THE PROBLEM:
Repeat the listing exactly as given, omitting every image.

RAW DATA:
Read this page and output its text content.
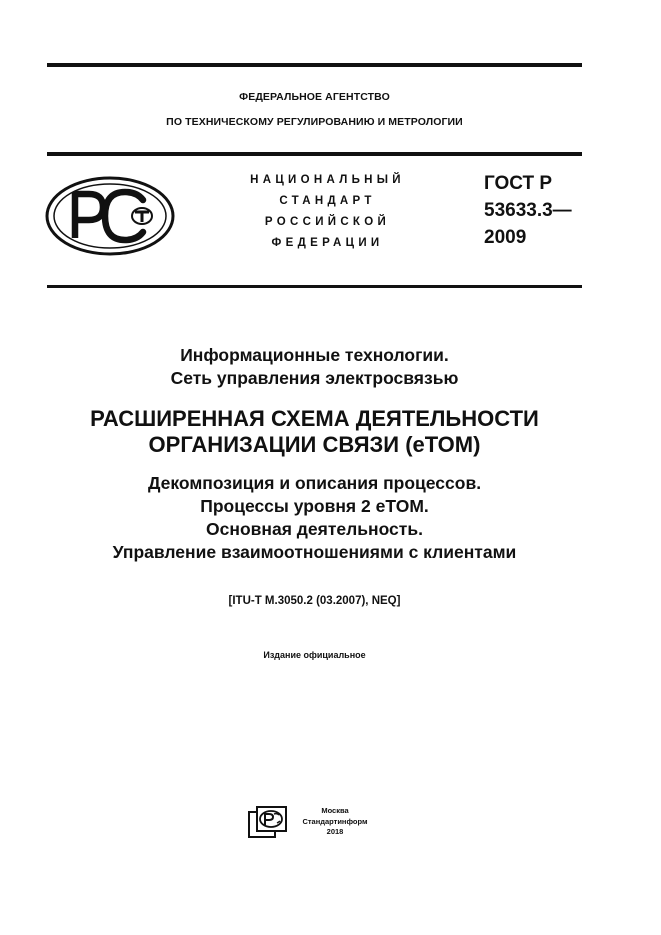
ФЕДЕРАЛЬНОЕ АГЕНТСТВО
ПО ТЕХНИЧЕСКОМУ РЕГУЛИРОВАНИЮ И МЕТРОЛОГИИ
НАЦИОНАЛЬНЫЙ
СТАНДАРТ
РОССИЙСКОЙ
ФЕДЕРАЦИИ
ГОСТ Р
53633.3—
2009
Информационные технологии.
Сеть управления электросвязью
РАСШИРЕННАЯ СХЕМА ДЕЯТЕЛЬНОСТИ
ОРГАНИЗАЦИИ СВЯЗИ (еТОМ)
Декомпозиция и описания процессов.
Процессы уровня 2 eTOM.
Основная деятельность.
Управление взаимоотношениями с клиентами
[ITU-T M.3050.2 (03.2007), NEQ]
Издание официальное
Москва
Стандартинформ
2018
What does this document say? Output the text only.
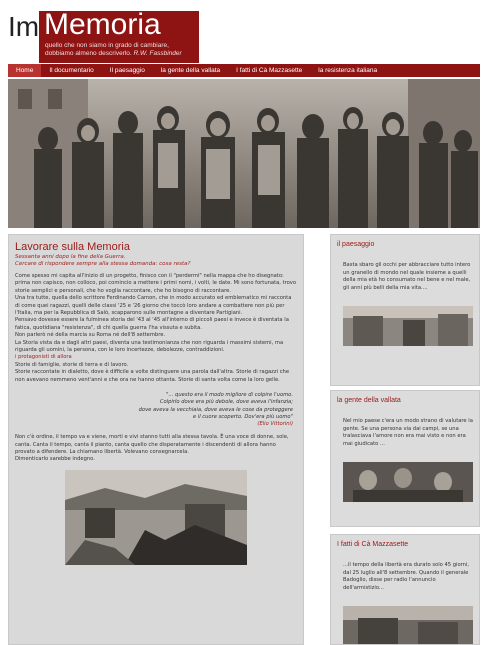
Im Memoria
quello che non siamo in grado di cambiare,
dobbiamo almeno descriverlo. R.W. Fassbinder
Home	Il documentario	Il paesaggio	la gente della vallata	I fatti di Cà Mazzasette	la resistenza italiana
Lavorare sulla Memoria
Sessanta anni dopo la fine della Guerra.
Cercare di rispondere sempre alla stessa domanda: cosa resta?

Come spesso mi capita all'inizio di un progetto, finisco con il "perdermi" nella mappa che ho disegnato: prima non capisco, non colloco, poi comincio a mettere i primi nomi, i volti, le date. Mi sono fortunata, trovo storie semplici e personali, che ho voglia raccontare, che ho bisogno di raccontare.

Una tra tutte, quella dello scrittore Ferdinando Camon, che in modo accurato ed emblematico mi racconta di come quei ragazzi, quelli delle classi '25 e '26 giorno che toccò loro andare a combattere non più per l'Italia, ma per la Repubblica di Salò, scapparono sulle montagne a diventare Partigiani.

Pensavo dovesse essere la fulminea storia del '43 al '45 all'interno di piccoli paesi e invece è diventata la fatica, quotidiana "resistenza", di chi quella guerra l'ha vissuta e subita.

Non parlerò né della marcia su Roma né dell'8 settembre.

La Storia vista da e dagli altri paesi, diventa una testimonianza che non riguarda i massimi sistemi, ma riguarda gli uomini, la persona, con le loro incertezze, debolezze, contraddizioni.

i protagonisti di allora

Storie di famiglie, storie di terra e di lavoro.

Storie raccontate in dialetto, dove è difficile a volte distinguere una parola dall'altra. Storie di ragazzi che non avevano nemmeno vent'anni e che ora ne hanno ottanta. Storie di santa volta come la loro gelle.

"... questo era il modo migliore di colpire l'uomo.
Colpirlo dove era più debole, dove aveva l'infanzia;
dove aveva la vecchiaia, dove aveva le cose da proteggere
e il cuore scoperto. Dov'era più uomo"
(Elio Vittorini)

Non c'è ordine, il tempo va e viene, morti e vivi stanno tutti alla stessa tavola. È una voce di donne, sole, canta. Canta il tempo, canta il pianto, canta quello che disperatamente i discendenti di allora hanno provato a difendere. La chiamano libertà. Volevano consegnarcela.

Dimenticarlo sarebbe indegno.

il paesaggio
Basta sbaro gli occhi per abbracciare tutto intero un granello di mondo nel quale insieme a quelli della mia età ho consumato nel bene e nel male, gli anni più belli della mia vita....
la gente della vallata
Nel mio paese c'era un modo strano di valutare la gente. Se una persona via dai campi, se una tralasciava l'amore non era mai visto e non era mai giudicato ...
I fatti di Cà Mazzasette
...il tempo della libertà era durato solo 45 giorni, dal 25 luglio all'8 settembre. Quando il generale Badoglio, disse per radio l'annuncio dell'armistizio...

RESPONSE TO THIS TASK:
Read this page and output its text content.
ФЕДЕРАЛЬНОЕ АГЕНТСТВО
ПО ТЕХНИЧЕСКОМУ РЕГУЛИРОВАНИЮ И МЕТРОЛОГИИ
НАЦИОНАЛЬНЫЙ
СТАНДАРТ
РОССИЙСКОЙ
ФЕДЕРАЦИИ
ГОСТ Р
53633.3—
2009
Информационные технологии.
Сеть управления электросвязью
РАСШИРЕННАЯ СХЕМА ДЕЯТЕЛЬНОСТИ
ОРГАНИЗАЦИИ СВЯЗИ (еТОМ)
Декомпозиция и описания процессов.
Процессы уровня 2 eTOM.
Основная деятельность.
Управление взаимоотношениями с клиентами
[ITU-T M.3050.2 (03.2007), NEQ]
Издание официальное
Москва
Стандартинформ
2018
What does this document say? Output the text only.
Im Memoria
quello che non siamo in grado di cambiare,
dobbiamo almeno descriverlo. R.W. Fassbinder
Home	Il documentario	Il paesaggio	la gente della vallata	I fatti di Cà Mazzasette	la resistenza italiana
Lavorare sulla Memoria
Sessanta anni dopo la fine della Guerra.
Cercare di rispondere sempre alla stessa domanda: cosa resta?

Come spesso mi capita all'inizio di un progetto, finisco con il "perdermi" nella mappa che ho disegnato: prima non capisco, non colloco, poi comincio a mettere i primi nomi, i volti, le date. Mi sono fortunata, trovo storie semplici e personali, che ho voglia raccontare, che ho bisogno di raccontare.

Una tra tutte, quella dello scrittore Ferdinando Camon, che in modo accurato ed emblematico mi racconta di come quei ragazzi, quelli delle classi '25 e '26 giorno che toccò loro andare a combattere non più per l'Italia, ma per la Repubblica di Salò, scapparono sulle montagne a diventare Partigiani.

Pensavo dovesse essere la fulminea storia del '43 al '45 all'interno di piccoli paesi e invece è diventata la fatica, quotidiana "resistenza", di chi quella guerra l'ha vissuta e subita.

Non parlerò né della marcia su Roma né dell'8 settembre.

La Storia vista da e dagli altri paesi, diventa una testimonianza che non riguarda i massimi sistemi, ma riguarda gli uomini, la persona, con le loro incertezze, debolezze, contraddizioni.

i protagonisti di allora

Storie di famiglie, storie di terra e di lavoro.

Storie raccontate in dialetto, dove è difficile a volte distinguere una parola dall'altra. Storie di ragazzi che non avevano nemmeno vent'anni e che ora ne hanno ottanta. Storie di santa volta come la loro gelle.

"... questo era il modo migliore di colpire l'uomo.
Colpirlo dove era più debole, dove aveva l'infanzia;
dove aveva la vecchiaia, dove aveva le cose da proteggere
e il cuore scoperto. Dov'era più uomo"
(Elio Vittorini)

Non c'è ordine, il tempo va e viene, morti e vivi stanno tutti alla stessa tavola. È una voce di donne, sole, canta. Canta il tempo, canta il pianto, canta quello che disperatamente i discendenti di allora hanno provato a difendere. La chiamano libertà. Volevano consegnarcela.

Dimenticarlo sarebbe indegno.

il paesaggio
Basta sbaro gli occhi per abbracciare tutto intero un granello di mondo nel quale insieme a quelli della mia età ho consumato nel bene e nel male, gli anni più belli della mia vita....
la gente della vallata
Nel mio paese c'era un modo strano di valutare la gente. Se una persona via dai campi, se una tralasciava l'amore non era mai visto e non era mai giudicato ...
I fatti di Cà Mazzasette
...il tempo della libertà era durato solo 45 giorni, dal 25 luglio all'8 settembre. Quando il generale Badoglio, disse per radio l'annuncio dell'armistizio...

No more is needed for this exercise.